Give back the full listing verbatim, apart from its images.

** Start **

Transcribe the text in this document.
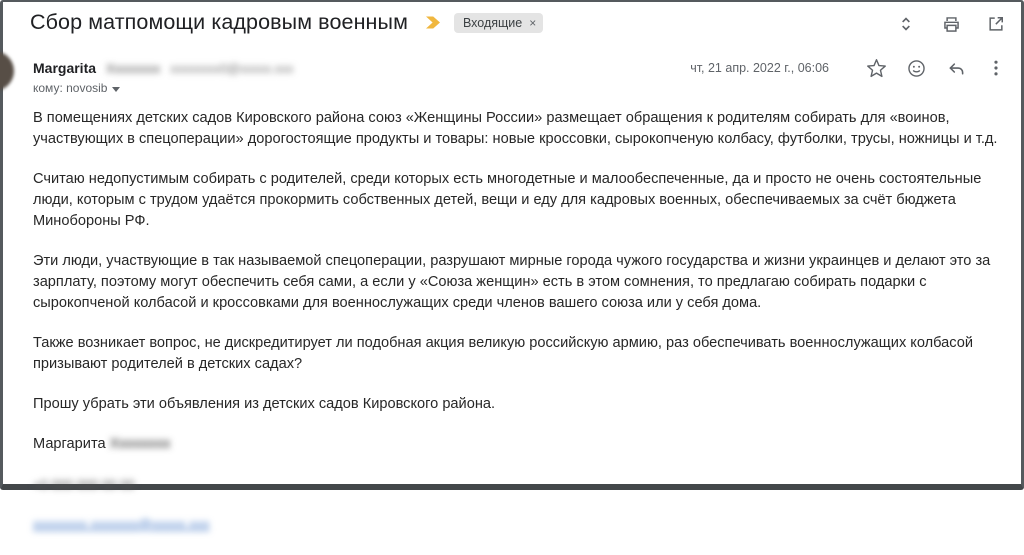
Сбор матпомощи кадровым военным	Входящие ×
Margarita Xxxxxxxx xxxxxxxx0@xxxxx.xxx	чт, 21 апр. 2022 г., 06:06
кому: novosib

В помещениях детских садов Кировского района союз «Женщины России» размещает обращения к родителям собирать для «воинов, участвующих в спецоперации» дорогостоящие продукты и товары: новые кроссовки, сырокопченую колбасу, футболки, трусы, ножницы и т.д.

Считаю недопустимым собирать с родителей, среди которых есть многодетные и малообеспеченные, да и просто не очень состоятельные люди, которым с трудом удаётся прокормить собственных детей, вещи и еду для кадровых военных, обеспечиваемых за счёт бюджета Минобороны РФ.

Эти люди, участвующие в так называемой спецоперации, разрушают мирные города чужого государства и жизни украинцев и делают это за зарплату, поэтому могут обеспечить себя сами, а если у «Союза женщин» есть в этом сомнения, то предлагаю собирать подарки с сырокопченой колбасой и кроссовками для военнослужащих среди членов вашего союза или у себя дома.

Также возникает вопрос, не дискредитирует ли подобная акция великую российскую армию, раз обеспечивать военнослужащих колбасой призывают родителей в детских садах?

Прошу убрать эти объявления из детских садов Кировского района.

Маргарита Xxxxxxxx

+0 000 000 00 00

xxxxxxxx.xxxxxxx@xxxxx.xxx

** End **

FINISHED ANSWER:
Transcribe the text in this document.
Сбор матпомощи кадровым военным	Входящие ×
Margarita Xxxxxxxx xxxxxxxx0@xxxxx.xxx	чт, 21 апр. 2022 г., 06:06
кому: novosib

В помещениях детских садов Кировского района союз «Женщины России» размещает обращения к родителям собирать для «воинов, участвующих в спецоперации» дорогостоящие продукты и товары: новые кроссовки, сырокопченую колбасу, футболки, трусы, ножницы и т.д.

Считаю недопустимым собирать с родителей, среди которых есть многодетные и малообеспеченные, да и просто не очень состоятельные люди, которым с трудом удаётся прокормить собственных детей, вещи и еду для кадровых военных, обеспечиваемых за счёт бюджета Минобороны РФ.

Эти люди, участвующие в так называемой спецоперации, разрушают мирные города чужого государства и жизни украинцев и делают это за зарплату, поэтому могут обеспечить себя сами, а если у «Союза женщин» есть в этом сомнения, то предлагаю собирать подарки с сырокопченой колбасой и кроссовками для военнослужащих среди членов вашего союза или у себя дома.

Также возникает вопрос, не дискредитирует ли подобная акция великую российскую армию, раз обеспечивать военнослужащих колбасой призывают родителей в детских садах?

Прошу убрать эти объявления из детских садов Кировского района.

Маргарита Xxxxxxxx

+0 000 000 00 00

xxxxxxxx.xxxxxxx@xxxxx.xxx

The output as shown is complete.